┌──

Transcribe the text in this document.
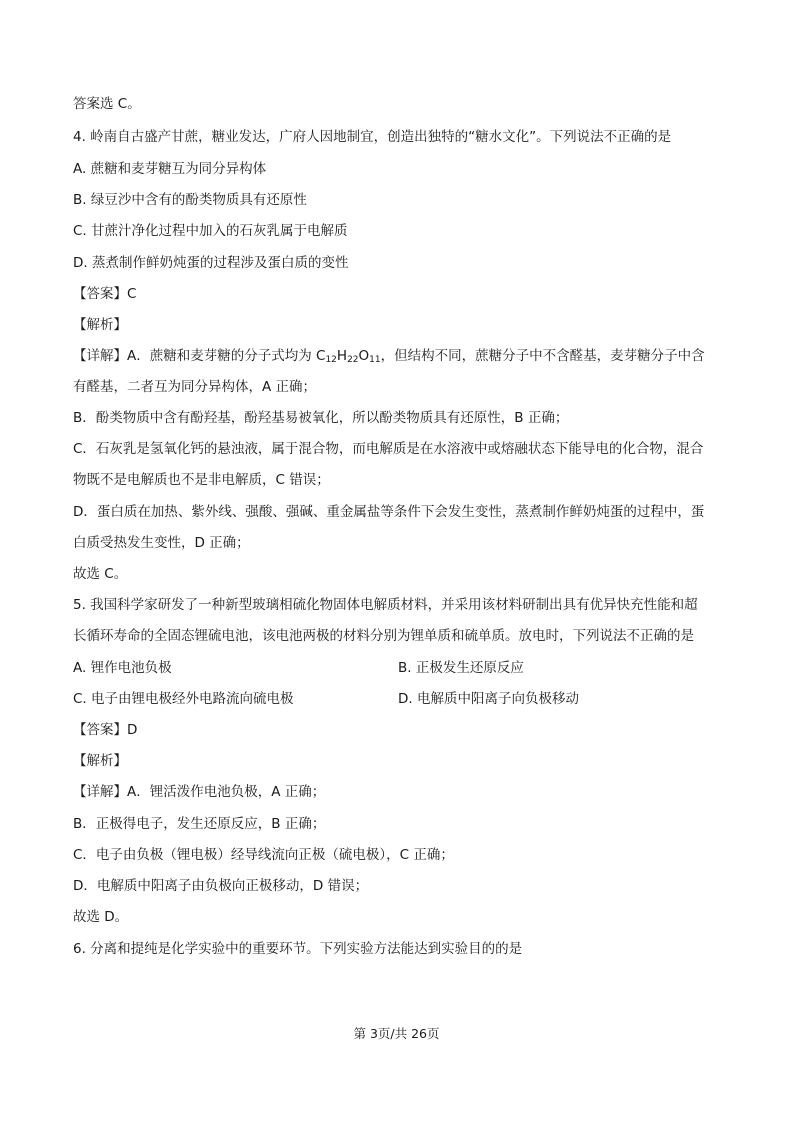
答案选 C。
4. 岭南自古盛产甘蔗，糖业发达，广府人因地制宜，创造出独特的“糖水文化”。下列说法不正确的是
A. 蔗糖和麦芽糖互为同分异构体
B. 绿豆沙中含有的酚类物质具有还原性
C. 甘蔗汁净化过程中加入的石灰乳属于电解质
D. 蒸煮制作鲜奶炖蛋的过程涉及蛋白质的变性
【答案】C
【解析】
【详解】A．蔗糖和麦芽糖的分子式均为 $C_{12}H_{22}O_{11}$，但结构不同，蔗糖分子中不含醛基，麦芽糖分子中含
有醛基，二者互为同分异构体，A 正确；
B．酚类物质中含有酚羟基，酚羟基易被氧化，所以酚类物质具有还原性，B 正确；
C．石灰乳是氢氧化钙的悬浊液，属于混合物，而电解质是在水溶液中或熔融状态下能导电的化合物，混合
物既不是电解质也不是非电解质，C 错误；
D．蛋白质在加热、紫外线、强酸、强碱、重金属盐等条件下会发生变性，蒸煮制作鲜奶炖蛋的过程中，蛋
白质受热发生变性，D 正确；
故选 C。
5. 我国科学家研发了一种新型玻璃相硫化物固体电解质材料，并采用该材料研制出具有优异快充性能和超
长循环寿命的全固态锂硫电池，该电池两极的材料分别为锂单质和硫单质。放电时，下列说法不正确的是
A. 锂作电池负极	B. 正极发生还原反应
C. 电子由锂电极经外电路流向硫电极	D. 电解质中阳离子向负极移动
【答案】D
【解析】
【详解】A．锂活泼作电池负极，A 正确；
B．正极得电子，发生还原反应，B 正确；
C．电子由负极（锂电极）经导线流向正极（硫电极），C 正确；
D．电解质中阳离子由负极向正极移动，D 错误；
故选 D。
6. 分离和提纯是化学实验中的重要环节。下列实验方法能达到实验目的的是
第 3页/共 26页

└──

## Objective
Of the lines in this data, how many contain "下列说法不正确的是"? Reply with only the number.

## Result
2